_TASK LIST_:
1 - According to the patch review thread below, to what version does the patch update python-pandas?
2 - Write a continuation of the patch review thread below, starting right after its last line.

While I loathe any "deep" indentation, I've reverted my indentation
change here as it was a bit gratuitous (I needn't struggle to fit into
the 80 chars guideline).

> Thanks!

I pushed this change as c0d43f6223 with modifications based on your feedback.

Thank you!

Maxim
Ricardo Wurmus March 18, 2019, 1:50 p.m. UTC | #3
Maxim Cournoyer <maxim.cournoyer@gmail.com> writes:

> From ad1f0efe4a5c3d28ee9d7e2e5da275721af9e172 Mon Sep 17 00:00:00 2001
> From: Maxim Cournoyer <maxim.cournoyer@gmail.com>
> Date: Sat, 9 Feb 2019 00:25:51 -0500
> Subject: [PATCH 5/5] gnu: python-pandas: Update to 0.24.2.
>
> * gnu/packages/python-xyz.scm (python-pandas): Update to 0.24.2.
> [phases]{patch-which}: Add phase.
> [inputs]: Add WHICH.

I have no objections to updating Pandas, but please make sure that this
version of Pandas works well with the other scientific Python packages
like numpy, scipy, sklearn, numba, etc.

These packages usually have rather strict interdependencies and need to
be updated together to avoid breakage.
Ricardo Wurmus March 18, 2019, 5:28 p.m. UTC | #4
Hi Maxim,

> I pushed this change as c0d43f6223 with modifications based on your feedback.

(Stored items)
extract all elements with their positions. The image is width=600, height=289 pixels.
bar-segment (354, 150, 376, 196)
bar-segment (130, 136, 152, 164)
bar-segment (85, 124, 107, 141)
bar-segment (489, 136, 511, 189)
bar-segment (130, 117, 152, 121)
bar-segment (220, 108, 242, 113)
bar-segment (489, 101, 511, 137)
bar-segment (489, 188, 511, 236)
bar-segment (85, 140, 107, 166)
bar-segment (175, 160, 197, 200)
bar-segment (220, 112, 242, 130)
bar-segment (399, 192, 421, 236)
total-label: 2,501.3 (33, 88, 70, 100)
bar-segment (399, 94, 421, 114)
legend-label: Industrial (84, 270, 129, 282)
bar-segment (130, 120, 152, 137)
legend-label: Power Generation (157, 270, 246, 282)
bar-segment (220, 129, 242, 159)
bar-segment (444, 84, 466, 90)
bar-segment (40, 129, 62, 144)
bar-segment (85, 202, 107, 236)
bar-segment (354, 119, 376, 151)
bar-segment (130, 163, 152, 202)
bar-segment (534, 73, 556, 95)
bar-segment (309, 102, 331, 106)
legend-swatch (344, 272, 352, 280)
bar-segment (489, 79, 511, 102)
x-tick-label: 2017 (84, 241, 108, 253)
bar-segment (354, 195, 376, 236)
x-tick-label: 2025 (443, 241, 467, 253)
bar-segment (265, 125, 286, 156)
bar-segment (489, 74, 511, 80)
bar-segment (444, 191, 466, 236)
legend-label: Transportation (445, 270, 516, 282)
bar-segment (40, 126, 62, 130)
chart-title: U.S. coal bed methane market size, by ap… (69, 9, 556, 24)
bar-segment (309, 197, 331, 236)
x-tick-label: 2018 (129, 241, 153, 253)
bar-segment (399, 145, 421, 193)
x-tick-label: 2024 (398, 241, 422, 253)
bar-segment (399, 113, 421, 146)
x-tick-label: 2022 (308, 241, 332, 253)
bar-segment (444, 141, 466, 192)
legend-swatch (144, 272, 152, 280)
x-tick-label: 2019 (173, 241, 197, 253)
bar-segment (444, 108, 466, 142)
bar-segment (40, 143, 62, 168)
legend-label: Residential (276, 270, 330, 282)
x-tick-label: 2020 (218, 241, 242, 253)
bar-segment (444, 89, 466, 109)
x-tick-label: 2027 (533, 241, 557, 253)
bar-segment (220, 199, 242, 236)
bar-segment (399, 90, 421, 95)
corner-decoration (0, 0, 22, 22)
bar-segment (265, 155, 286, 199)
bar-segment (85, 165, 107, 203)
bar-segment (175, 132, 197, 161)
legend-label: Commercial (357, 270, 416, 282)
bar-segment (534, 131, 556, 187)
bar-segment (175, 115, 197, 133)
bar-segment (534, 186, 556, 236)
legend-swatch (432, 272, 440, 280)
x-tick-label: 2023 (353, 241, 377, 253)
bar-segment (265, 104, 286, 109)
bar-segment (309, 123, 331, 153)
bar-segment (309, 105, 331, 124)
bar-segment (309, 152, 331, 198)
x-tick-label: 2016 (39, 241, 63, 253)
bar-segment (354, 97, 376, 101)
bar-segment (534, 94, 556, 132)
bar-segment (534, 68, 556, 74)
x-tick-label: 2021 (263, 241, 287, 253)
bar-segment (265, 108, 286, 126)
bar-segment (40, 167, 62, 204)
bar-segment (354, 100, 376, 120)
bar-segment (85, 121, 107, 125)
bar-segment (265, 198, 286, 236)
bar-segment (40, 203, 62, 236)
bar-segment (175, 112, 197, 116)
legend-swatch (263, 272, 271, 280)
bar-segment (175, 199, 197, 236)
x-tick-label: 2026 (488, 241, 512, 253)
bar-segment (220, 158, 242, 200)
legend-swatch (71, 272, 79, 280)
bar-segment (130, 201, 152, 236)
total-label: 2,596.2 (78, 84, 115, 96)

_TASK RESULTS_:
1 - Version 0.24.2.

2 -
Have you checked if this version of Pandas is known to be compatible
with our versions of the scientific Python stack, including numpy,
scipy, statsmodels, matplotlib, sklearn, etc?

--
Ricardo
Maxim Cournoyer March 18, 2019, 9:04 p.m. UTC | #5
Hello Ricardo,

Ricardo Wurmus <rekado@elephly.net> writes:

> Maxim Cournoyer <maxim.cournoyer@gmail.com> writes:
>
>> From ad1f0efe4a5c3d28ee9d7e2e5da275721af9e172 Mon Sep 17 00:00:00 2001
>> From: Maxim Cournoyer <maxim.cournoyer@gmail.com>
>> Date: Sat, 9 Feb 2019 00:25:51 -0500
>> Subject: [PATCH 5/5] gnu: python-pandas: Update to 0.24.2.
>>
>> * gnu/packages/python-xyz.scm (python-pandas): Update to 0.24.2.
>> [phases]{patch-which}: Add phase.
>> [inputs]: Add WHICH.
>
> I have no objections to updating Pandas, but please make sure that this
> version of Pandas works well with the other scientific Python packages
> like numpy, scipy, sklearn, numba, etc.
>
> These packages usually have rather strict interdependencies and need to
> be updated together to avoid breakage.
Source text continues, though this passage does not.